Copy out the entries exactly, from the first line to the last.

— Begin THE DATA —

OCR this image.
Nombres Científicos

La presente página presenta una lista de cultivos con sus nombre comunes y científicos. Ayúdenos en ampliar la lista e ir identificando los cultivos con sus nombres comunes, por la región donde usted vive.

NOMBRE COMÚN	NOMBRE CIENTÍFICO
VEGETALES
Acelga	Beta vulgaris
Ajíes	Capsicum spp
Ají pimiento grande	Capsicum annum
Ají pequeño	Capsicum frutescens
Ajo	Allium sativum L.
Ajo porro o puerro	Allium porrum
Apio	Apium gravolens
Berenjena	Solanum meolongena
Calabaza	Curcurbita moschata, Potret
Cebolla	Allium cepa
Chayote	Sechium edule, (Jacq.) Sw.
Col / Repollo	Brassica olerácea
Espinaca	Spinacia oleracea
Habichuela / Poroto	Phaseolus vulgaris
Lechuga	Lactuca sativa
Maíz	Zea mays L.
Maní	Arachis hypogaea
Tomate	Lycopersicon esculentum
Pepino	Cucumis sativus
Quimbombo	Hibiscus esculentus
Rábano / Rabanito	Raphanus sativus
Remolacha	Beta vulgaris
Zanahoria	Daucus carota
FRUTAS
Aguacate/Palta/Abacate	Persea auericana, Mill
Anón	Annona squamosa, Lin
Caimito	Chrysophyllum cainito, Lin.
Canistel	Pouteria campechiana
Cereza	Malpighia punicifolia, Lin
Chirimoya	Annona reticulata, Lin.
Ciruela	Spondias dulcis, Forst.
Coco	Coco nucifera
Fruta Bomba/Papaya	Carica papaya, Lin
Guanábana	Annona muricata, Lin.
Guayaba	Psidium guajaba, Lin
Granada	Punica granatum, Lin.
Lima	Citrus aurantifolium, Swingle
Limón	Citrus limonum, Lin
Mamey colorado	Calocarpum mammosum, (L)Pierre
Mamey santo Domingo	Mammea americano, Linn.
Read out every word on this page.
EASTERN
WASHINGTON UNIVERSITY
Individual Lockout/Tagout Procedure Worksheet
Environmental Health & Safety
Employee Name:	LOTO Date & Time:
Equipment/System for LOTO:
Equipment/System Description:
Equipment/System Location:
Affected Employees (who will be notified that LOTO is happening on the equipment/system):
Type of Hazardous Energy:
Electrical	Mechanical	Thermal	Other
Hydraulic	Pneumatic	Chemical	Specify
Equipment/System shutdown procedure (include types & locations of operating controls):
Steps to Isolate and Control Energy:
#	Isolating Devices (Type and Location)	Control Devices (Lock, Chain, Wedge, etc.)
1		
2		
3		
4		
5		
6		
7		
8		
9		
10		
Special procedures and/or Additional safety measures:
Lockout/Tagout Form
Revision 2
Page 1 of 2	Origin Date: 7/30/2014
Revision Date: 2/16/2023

— End THE DATA —

- **ANSWER TO THE EXERCISE**
OCR this image.
Nombres Científicos

La presente página presenta una lista de cultivos con sus nombre comunes y científicos. Ayúdenos en ampliar la lista e ir identificando los cultivos con sus nombres comunes, por la región donde usted vive.

NOMBRE COMÚN	NOMBRE CIENTÍFICO
VEGETALES
Acelga	Beta vulgaris
Ajíes	Capsicum spp
Ají pimiento grande	Capsicum annum
Ají pequeño	Capsicum frutescens
Ajo	Allium sativum L.
Ajo porro o puerro	Allium porrum
Apio	Apium gravolens
Berenjena	Solanum meolongena
Calabaza	Curcurbita moschata, Potret
Cebolla	Allium cepa
Chayote	Sechium edule, (Jacq.) Sw.
Col / Repollo	Brassica olerácea
Espinaca	Spinacia oleracea
Habichuela / Poroto	Phaseolus vulgaris
Lechuga	Lactuca sativa
Maíz	Zea mays L.
Maní	Arachis hypogaea
Tomate	Lycopersicon esculentum
Pepino	Cucumis sativus
Quimbombo	Hibiscus esculentus
Rábano / Rabanito	Raphanus sativus
Remolacha	Beta vulgaris
Zanahoria	Daucus carota
FRUTAS
Aguacate/Palta/Abacate	Persea auericana, Mill
Anón	Annona squamosa, Lin
Caimito	Chrysophyllum cainito, Lin.
Canistel	Pouteria campechiana
Cereza	Malpighia punicifolia, Lin
Chirimoya	Annona reticulata, Lin.
Ciruela	Spondias dulcis, Forst.
Coco	Coco nucifera
Fruta Bomba/Papaya	Carica papaya, Lin
Guanábana	Annona muricata, Lin.
Guayaba	Psidium guajaba, Lin
Granada	Punica granatum, Lin.
Lima	Citrus aurantifolium, Swingle
Limón	Citrus limonum, Lin
Mamey colorado	Calocarpum mammosum, (L)Pierre
Mamey santo Domingo	Mammea americano, Linn.
Read out every word on this page.
EASTERN
WASHINGTON UNIVERSITY
Individual Lockout/Tagout Procedure Worksheet
Environmental Health & Safety
Employee Name:	LOTO Date & Time:
Equipment/System for LOTO:
Equipment/System Description:
Equipment/System Location:
Affected Employees (who will be notified that LOTO is happening on the equipment/system):
Type of Hazardous Energy:
Electrical	Mechanical	Thermal	Other
Hydraulic	Pneumatic	Chemical	Specify
Equipment/System shutdown procedure (include types & locations of operating controls):
Steps to Isolate and Control Energy:
#	Isolating Devices (Type and Location)	Control Devices (Lock, Chain, Wedge, etc.)
1		
2		
3		
4		
5		
6		
7		
8		
9		
10		
Special procedures and/or Additional safety measures:
Lockout/Tagout Form
Revision 2
Page 1 of 2	Origin Date: 7/30/2014
Revision Date: 2/16/2023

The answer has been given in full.